▸ Your instructions: Your task is to output the data exactly as it stands.

▸ Data provided:
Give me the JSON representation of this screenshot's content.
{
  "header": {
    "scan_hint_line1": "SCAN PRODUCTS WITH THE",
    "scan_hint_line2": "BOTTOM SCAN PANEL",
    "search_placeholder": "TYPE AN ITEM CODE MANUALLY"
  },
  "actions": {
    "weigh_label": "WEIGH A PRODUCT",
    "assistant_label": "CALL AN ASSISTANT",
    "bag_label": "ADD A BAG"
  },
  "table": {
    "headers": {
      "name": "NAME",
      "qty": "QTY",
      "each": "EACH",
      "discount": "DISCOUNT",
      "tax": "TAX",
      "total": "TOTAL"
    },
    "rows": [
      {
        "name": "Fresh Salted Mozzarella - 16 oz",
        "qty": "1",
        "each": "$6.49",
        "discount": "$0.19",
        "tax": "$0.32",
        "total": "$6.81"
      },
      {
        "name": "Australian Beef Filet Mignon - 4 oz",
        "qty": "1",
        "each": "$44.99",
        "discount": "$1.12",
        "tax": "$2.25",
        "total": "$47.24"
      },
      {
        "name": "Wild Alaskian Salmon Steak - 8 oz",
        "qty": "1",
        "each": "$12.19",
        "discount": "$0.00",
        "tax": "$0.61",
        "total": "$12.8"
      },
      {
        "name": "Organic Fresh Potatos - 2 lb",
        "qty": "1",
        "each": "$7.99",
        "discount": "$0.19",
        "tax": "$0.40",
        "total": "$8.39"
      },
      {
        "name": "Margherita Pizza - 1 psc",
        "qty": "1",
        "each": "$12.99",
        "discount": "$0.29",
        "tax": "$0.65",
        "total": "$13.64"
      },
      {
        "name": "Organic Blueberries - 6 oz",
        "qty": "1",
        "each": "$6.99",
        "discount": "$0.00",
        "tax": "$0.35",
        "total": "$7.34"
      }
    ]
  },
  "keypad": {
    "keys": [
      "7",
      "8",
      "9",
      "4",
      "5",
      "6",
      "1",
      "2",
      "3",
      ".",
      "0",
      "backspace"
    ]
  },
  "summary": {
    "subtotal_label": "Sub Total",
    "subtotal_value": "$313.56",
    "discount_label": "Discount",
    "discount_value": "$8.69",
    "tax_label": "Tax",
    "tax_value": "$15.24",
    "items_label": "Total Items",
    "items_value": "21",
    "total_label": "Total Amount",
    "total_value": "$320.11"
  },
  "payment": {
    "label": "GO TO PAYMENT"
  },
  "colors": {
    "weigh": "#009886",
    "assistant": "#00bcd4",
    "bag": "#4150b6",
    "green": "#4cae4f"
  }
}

▸ Exercise solution:
Give me the JSON representation of this screenshot's content.
{
  "header": {
    "scan_hint_line1": "SCAN PRODUCTS WITH THE",
    "scan_hint_line2": "BOTTOM SCAN PANEL",
    "search_placeholder": "TYPE AN ITEM CODE MANUALLY"
  },
  "actions": {
    "weigh_label": "WEIGH A PRODUCT",
    "assistant_label": "CALL AN ASSISTANT",
    "bag_label": "ADD A BAG"
  },
  "table": {
    "headers": {
      "name": "NAME",
      "qty": "QTY",
      "each": "EACH",
      "discount": "DISCOUNT",
      "tax": "TAX",
      "total": "TOTAL"
    },
    "rows": [
      {
        "name": "Fresh Salted Mozzarella - 16 oz",
        "qty": "1",
        "each": "$6.49",
        "discount": "$0.19",
        "tax": "$0.32",
        "total": "$6.81"
      },
      {
        "name": "Australian Beef Filet Mignon - 4 oz",
        "qty": "1",
        "each": "$44.99",
        "discount": "$1.12",
        "tax": "$2.25",
        "total": "$47.24"
      },
      {
        "name": "Wild Alaskian Salmon Steak - 8 oz",
        "qty": "1",
        "each": "$12.19",
        "discount": "$0.00",
        "tax": "$0.61",
        "total": "$12.8"
      },
      {
        "name": "Organic Fresh Potatos - 2 lb",
        "qty": "1",
        "each": "$7.99",
        "discount": "$0.19",
        "tax": "$0.40",
        "total": "$8.39"
      },
      {
        "name": "Margherita Pizza - 1 psc",
        "qty": "1",
        "each": "$12.99",
        "discount": "$0.29",
        "tax": "$0.65",
        "total": "$13.64"
      },
      {
        "name": "Organic Blueberries - 6 oz",
        "qty": "1",
        "each": "$6.99",
        "discount": "$0.00",
        "tax": "$0.35",
        "total": "$7.34"
      }
    ]
  },
  "keypad": {
    "keys": [
      "7",
      "8",
      "9",
      "4",
      "5",
      "6",
      "1",
      "2",
      "3",
      ".",
      "0",
      "backspace"
    ]
  },
  "summary": {
    "subtotal_label": "Sub Total",
    "subtotal_value": "$313.56",
    "discount_label": "Discount",
    "discount_value": "$8.69",
    "tax_label": "Tax",
    "tax_value": "$15.24",
    "items_label": "Total Items",
    "items_value": "21",
    "total_label": "Total Amount",
    "total_value": "$320.11"
  },
  "payment": {
    "label": "GO TO PAYMENT"
  },
  "colors": {
    "weigh": "#009886",
    "assistant": "#00bcd4",
    "bag": "#4150b6",
    "green": "#4cae4f"
  }
}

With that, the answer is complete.